• Some records:
◆ ◆ ◆ ◆

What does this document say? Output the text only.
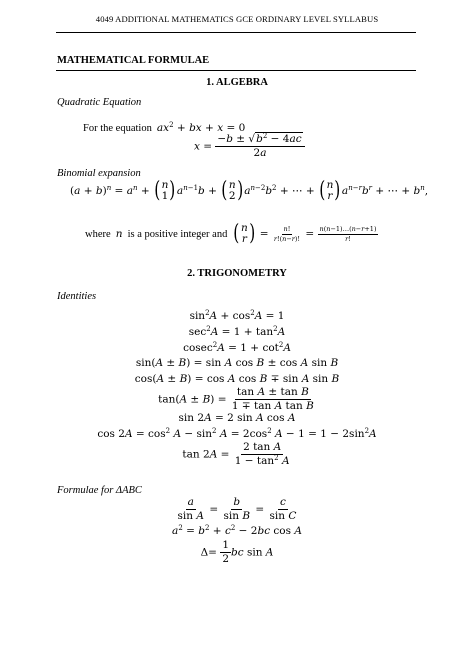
4049 ADDITIONAL MATHEMATICS GCE ORDINARY LEVEL SYLLABUS
MATHEMATICAL FORMULAE
1. ALGEBRA
Quadratic Equation
For the equation $ax^2$ + bx + x = 0
$x = \frac{-b \pm √b^2 - 4ac}{2a}$
Binomial expansion
$(a + b)^n = a^n$ + ( n
1 ) $a^{n-1}b$ + ( n
2 ) $a^{n-2}b^2$ + ⋯ + ( n
r ) $a^{n-r}b^r$ + ⋯ + $b^n$,
where n is a positive integer and ( n
r ) = $\frac{n!}{r!(n-r)!} = \frac{n(n-1)\dots(n-r+1)}{r!}$
2. TRIGONOMETRY
Identities
$\sin^2A + \cos^2A = 1$
$\sec^2A = 1 + \tan^2A$
$cosec^2A = 1 + \cot^2A$
sin(A ± B) = sin A cos B ± cos A sin B
cos(A ± B) = cos A cos B ∓ sin A sin B
$\tan(A \pm B) = \frac{\text{tan A ± tan B}}{\text{1 ∓ tan A tan B}}$
sin 2A = 2 sin A cos A
$\cos 2A = \cos^2 A - \sin^2 A = 2\cos^2$ $A - 1 = 1 - 2\sin^2A$
$\tan 2A = \frac{\text{2 tan A}}{1 - \tan^2 A}$
Formulae for ΔABC
$\frac{a}{\text{sin A}} = \frac{b}{\text{sin B}} = \frac{c}{\text{sin C}}$
$a^2 = b^2 + c^2 - 2bc$ cos A
$\Delta= \frac{1}{2}$ bc sin A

◆ ◆ ◆ ◆

• What the task asks: Transcribe all of the records above character for character. Exclude the pictures.

• Solution:
What does this document say? Output the text only.
4049 ADDITIONAL MATHEMATICS GCE ORDINARY LEVEL SYLLABUS
MATHEMATICAL FORMULAE
1. ALGEBRA
Quadratic Equation
For the equation $ax^2$ + bx + x = 0
$x = \frac{-b \pm √b^2 - 4ac}{2a}$
Binomial expansion
$(a + b)^n = a^n$ + ( n
1 ) $a^{n-1}b$ + ( n
2 ) $a^{n-2}b^2$ + ⋯ + ( n
r ) $a^{n-r}b^r$ + ⋯ + $b^n$,
where n is a positive integer and ( n
r ) = $\frac{n!}{r!(n-r)!} = \frac{n(n-1)\dots(n-r+1)}{r!}$
2. TRIGONOMETRY
Identities
$\sin^2A + \cos^2A = 1$
$\sec^2A = 1 + \tan^2A$
$cosec^2A = 1 + \cot^2A$
sin(A ± B) = sin A cos B ± cos A sin B
cos(A ± B) = cos A cos B ∓ sin A sin B
$\tan(A \pm B) = \frac{\text{tan A ± tan B}}{\text{1 ∓ tan A tan B}}$
sin 2A = 2 sin A cos A
$\cos 2A = \cos^2 A - \sin^2 A = 2\cos^2$ $A - 1 = 1 - 2\sin^2A$
$\tan 2A = \frac{\text{2 tan A}}{1 - \tan^2 A}$
Formulae for ΔABC
$\frac{a}{\text{sin A}} = \frac{b}{\text{sin B}} = \frac{c}{\text{sin C}}$
$a^2 = b^2 + c^2 - 2bc$ cos A
$\Delta= \frac{1}{2}$ bc sin A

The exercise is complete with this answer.